• **TASK TO CARRY OUT**:
Your task is to copy every line of the records below that contains "JSON".

-*-*-

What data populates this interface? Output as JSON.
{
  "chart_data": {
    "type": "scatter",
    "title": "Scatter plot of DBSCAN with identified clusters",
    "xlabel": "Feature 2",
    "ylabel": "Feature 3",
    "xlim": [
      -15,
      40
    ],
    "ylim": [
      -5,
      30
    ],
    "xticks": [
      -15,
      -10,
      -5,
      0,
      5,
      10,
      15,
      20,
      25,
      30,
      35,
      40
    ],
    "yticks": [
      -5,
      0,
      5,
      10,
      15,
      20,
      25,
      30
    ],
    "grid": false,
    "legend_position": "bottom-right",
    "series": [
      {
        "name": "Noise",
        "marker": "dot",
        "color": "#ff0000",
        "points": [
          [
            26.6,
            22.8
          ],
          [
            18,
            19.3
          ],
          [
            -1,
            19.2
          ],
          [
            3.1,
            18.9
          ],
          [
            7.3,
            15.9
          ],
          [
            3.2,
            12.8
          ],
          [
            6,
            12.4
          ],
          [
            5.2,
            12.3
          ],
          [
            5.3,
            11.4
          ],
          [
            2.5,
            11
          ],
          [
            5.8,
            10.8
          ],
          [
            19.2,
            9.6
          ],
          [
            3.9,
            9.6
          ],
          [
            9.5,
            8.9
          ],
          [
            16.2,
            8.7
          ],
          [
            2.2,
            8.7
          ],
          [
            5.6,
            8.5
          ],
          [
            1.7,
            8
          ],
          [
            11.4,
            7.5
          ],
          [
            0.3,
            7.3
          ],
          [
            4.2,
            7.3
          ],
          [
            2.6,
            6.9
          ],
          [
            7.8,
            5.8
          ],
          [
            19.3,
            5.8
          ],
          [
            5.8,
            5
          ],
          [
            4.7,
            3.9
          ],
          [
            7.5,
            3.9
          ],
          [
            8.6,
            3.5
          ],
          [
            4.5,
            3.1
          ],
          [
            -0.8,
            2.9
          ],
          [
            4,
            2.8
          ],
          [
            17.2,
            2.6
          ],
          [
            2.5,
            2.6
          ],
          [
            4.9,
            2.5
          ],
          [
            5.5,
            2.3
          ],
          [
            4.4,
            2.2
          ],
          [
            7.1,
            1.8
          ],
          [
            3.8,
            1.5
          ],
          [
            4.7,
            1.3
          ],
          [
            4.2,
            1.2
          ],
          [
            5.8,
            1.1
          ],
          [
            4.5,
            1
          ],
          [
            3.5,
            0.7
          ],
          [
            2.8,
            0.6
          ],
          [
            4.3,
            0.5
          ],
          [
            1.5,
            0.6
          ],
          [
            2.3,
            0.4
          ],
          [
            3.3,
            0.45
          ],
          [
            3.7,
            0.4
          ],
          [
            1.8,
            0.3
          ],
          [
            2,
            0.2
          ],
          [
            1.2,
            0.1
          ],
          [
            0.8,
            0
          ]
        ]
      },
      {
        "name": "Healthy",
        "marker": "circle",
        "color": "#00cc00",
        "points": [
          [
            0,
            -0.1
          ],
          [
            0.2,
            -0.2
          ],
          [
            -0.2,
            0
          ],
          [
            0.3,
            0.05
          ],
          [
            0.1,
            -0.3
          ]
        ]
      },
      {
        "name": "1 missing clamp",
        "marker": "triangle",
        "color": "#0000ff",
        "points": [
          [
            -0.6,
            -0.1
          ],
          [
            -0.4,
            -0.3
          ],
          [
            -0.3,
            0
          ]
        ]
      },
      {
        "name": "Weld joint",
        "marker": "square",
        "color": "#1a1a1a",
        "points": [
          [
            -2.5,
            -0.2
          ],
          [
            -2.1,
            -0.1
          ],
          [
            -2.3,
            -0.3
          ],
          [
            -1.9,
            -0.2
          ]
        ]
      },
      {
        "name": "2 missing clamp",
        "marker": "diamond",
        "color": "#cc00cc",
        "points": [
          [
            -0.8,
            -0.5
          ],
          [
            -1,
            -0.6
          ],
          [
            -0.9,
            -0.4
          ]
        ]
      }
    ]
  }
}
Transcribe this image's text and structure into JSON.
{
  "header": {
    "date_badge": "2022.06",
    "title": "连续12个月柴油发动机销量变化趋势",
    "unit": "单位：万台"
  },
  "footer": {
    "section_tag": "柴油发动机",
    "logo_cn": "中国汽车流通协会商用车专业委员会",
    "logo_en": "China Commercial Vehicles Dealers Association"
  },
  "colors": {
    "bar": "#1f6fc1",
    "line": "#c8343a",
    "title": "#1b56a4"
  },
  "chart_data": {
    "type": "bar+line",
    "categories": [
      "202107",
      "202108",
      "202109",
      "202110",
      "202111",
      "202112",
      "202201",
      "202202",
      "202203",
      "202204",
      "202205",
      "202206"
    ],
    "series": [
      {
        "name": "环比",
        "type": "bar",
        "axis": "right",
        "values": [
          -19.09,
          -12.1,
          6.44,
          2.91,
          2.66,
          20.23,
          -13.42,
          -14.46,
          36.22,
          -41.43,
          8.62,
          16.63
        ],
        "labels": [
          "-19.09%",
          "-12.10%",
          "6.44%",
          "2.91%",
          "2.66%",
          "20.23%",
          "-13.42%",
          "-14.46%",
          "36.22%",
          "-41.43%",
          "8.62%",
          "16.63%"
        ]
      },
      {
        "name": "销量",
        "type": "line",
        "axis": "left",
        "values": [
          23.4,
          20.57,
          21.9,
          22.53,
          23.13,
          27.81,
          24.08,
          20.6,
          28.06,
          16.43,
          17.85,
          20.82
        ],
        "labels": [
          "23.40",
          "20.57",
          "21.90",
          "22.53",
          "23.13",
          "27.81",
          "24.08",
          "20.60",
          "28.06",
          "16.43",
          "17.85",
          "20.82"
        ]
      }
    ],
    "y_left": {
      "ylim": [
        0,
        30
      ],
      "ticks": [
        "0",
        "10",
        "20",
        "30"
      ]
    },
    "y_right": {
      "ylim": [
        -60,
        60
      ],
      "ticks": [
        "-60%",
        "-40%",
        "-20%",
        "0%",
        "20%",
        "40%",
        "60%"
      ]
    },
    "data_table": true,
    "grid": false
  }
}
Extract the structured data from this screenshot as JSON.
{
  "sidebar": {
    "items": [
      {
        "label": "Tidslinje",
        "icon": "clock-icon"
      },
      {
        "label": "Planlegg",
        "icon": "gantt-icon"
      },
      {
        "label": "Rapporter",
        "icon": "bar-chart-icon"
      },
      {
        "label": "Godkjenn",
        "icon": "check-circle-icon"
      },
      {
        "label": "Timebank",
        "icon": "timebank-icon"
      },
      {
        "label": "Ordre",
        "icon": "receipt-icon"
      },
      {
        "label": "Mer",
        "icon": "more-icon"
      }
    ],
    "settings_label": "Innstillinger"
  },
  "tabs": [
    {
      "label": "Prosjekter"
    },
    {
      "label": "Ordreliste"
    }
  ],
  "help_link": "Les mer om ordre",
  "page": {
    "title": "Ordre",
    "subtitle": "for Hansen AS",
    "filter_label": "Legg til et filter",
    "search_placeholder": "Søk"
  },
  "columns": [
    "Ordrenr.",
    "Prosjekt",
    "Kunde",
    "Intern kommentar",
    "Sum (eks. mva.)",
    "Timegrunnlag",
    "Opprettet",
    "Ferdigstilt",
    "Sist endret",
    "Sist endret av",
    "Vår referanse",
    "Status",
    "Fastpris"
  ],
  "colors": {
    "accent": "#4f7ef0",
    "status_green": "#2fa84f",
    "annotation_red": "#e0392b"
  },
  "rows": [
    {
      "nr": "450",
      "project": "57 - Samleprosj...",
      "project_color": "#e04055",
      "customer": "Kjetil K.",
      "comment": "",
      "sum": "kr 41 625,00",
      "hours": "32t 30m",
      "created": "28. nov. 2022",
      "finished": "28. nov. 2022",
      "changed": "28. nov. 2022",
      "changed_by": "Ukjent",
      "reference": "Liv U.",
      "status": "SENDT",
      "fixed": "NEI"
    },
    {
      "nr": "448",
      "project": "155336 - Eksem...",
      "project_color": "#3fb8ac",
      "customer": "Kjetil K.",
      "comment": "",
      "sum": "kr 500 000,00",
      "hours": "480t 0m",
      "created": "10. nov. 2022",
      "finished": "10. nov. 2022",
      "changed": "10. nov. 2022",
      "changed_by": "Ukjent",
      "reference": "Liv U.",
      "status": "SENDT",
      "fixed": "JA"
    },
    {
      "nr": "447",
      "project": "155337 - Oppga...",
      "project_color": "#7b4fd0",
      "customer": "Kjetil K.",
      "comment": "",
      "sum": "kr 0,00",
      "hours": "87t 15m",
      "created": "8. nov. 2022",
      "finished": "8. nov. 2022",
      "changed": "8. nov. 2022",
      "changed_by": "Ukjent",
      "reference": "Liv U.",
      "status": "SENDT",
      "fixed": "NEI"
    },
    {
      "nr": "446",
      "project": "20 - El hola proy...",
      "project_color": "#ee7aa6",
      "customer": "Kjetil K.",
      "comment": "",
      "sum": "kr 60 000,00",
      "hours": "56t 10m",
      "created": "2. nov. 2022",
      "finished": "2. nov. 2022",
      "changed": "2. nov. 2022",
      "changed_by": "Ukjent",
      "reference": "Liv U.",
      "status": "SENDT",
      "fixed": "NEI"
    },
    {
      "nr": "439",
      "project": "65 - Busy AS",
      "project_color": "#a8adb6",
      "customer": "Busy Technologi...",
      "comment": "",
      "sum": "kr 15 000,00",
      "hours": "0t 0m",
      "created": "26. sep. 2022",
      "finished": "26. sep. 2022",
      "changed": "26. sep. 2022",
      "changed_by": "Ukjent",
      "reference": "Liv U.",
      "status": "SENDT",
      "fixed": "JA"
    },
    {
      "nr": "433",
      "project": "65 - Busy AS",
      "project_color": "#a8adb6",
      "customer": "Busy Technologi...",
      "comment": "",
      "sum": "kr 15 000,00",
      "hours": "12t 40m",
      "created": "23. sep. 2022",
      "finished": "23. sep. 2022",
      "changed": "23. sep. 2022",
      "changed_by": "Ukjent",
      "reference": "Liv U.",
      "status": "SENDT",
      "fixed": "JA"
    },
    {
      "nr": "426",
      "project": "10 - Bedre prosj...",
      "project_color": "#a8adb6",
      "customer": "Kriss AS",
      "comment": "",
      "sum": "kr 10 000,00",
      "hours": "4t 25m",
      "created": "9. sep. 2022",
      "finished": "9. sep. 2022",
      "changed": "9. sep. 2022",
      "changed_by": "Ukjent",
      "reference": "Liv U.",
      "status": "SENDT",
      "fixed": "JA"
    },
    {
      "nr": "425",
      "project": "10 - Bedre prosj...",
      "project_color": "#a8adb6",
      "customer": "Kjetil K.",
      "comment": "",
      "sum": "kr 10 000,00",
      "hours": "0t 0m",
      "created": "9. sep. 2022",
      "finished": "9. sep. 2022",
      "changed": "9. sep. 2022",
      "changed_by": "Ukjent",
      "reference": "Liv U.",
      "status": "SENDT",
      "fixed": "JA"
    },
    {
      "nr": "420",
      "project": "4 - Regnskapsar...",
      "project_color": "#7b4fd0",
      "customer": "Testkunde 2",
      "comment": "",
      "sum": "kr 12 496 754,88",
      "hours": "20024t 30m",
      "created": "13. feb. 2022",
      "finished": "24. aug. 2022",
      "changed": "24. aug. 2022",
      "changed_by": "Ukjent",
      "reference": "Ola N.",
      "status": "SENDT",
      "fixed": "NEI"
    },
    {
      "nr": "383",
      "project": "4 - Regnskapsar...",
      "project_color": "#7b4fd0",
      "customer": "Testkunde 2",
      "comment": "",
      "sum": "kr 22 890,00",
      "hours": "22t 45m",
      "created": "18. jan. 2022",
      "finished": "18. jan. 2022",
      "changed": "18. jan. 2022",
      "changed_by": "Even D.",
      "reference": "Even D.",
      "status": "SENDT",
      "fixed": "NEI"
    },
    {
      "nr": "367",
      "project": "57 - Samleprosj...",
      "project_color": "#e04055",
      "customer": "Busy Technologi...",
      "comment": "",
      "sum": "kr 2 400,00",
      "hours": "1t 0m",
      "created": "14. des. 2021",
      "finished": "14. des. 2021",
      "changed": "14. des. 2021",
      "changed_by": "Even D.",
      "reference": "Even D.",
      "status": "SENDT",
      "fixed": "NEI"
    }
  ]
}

-*-*-

• **SOLUTION TO THIS TASK**:
What data populates this interface? Output as JSON.
Transcribe this image's text and structure into JSON.
Extract the structured data from this screenshot as JSON.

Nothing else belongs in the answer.